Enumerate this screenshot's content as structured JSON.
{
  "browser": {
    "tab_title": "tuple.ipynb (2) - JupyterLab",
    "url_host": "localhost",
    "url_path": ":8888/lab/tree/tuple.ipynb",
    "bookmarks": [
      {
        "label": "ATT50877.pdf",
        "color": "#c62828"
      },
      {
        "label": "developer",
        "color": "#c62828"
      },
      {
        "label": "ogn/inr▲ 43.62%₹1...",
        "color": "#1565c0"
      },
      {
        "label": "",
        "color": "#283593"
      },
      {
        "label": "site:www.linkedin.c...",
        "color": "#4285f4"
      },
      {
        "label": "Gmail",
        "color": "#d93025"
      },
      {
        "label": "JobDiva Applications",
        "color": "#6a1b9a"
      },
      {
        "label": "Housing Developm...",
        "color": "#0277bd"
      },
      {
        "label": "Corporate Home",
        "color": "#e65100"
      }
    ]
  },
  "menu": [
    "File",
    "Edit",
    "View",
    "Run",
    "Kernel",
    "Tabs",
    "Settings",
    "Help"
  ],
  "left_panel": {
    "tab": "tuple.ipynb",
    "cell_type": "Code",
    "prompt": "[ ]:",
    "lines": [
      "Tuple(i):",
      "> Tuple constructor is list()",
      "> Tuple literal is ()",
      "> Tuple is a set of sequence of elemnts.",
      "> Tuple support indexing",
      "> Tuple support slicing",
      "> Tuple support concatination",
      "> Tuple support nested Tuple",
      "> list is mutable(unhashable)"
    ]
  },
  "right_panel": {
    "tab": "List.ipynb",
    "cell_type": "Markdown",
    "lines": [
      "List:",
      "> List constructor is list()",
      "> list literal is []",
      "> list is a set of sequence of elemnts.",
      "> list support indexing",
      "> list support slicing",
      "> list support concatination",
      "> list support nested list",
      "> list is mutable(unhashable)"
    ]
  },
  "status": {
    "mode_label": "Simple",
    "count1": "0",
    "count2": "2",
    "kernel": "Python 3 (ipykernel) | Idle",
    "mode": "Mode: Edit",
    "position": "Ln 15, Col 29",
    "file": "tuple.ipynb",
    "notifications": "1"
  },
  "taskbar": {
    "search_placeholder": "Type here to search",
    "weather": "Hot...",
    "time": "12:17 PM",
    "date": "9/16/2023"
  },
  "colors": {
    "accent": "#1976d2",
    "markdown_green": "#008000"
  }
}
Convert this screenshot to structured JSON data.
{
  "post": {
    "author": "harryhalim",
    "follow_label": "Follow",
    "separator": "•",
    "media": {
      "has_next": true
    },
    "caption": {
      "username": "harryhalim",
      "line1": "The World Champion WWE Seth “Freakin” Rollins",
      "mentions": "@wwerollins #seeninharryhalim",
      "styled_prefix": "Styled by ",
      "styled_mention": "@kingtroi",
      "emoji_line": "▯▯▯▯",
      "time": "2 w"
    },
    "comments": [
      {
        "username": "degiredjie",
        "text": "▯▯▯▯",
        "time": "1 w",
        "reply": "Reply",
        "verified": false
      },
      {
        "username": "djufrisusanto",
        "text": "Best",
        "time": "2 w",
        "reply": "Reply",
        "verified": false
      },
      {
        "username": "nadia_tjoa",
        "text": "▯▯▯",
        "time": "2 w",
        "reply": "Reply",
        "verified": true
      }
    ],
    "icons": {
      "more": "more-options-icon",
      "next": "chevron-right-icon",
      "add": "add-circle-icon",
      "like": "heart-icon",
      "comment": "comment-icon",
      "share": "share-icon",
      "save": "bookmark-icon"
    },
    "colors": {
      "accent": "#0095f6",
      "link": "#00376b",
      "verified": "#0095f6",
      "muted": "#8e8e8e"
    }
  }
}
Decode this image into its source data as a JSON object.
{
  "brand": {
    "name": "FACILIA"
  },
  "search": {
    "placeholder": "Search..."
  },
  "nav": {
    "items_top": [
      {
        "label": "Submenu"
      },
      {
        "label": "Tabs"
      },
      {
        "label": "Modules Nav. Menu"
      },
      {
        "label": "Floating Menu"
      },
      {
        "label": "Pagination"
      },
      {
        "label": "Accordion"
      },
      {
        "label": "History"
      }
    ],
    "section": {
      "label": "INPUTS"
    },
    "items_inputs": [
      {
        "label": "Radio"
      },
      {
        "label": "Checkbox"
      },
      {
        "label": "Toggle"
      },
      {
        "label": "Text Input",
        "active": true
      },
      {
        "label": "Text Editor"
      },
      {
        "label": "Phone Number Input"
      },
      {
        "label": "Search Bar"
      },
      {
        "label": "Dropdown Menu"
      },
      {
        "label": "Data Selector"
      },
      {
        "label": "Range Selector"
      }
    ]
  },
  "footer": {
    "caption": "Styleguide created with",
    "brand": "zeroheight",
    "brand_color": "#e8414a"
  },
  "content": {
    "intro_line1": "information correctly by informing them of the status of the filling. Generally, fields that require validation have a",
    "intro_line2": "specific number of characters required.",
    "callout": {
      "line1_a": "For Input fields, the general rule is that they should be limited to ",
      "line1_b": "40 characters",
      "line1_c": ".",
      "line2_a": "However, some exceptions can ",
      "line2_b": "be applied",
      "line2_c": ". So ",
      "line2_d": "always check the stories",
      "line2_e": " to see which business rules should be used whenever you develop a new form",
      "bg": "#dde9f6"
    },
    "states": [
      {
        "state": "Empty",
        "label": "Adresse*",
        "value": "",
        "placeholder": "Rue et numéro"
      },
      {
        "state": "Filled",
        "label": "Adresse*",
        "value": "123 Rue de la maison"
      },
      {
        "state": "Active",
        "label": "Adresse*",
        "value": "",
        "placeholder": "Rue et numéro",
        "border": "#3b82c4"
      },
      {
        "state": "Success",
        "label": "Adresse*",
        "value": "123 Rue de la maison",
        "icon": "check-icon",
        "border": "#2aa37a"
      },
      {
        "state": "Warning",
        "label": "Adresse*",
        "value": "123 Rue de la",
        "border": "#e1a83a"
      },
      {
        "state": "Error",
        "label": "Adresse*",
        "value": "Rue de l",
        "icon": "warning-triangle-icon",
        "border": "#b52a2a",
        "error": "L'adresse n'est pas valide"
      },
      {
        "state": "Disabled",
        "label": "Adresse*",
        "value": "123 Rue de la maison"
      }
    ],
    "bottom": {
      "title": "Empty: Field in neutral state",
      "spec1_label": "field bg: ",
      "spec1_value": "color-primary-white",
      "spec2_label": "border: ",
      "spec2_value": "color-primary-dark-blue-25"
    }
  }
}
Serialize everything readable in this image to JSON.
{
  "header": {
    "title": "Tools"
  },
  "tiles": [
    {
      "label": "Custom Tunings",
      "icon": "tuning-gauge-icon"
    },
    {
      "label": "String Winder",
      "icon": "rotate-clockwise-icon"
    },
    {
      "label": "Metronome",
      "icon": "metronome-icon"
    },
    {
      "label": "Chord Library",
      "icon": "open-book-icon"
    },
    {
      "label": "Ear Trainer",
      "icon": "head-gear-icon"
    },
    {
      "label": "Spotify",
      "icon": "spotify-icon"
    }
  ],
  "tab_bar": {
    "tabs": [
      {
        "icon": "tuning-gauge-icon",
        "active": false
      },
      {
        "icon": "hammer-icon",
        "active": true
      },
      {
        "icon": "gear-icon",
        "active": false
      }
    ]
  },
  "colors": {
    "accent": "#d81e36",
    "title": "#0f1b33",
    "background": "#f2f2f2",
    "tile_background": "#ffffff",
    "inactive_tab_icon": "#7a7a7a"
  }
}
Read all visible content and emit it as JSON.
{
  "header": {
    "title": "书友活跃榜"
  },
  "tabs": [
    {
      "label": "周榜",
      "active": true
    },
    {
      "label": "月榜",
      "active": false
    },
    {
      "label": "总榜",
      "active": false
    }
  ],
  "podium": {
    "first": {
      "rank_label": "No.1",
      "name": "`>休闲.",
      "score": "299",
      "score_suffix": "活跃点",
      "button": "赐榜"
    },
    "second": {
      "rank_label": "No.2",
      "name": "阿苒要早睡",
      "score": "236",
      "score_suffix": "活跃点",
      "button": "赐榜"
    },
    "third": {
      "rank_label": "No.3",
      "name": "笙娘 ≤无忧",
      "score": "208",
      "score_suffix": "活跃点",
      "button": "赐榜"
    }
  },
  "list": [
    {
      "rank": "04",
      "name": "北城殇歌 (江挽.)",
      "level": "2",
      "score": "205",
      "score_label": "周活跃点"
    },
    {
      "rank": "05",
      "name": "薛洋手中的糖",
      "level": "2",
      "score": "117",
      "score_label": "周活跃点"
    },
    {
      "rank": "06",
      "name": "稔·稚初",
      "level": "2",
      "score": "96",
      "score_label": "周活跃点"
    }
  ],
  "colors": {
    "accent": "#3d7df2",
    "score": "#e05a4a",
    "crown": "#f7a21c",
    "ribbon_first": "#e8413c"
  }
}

________________________

Look through the entries above; copy every line holding the string "that".

→ Written response:
    "intro_line1": "information correctly by informing them of the status of the filling. Generally, fields that require validation have a",
      "line1_a": "For Input fields, the general rule is that they should be limited to ",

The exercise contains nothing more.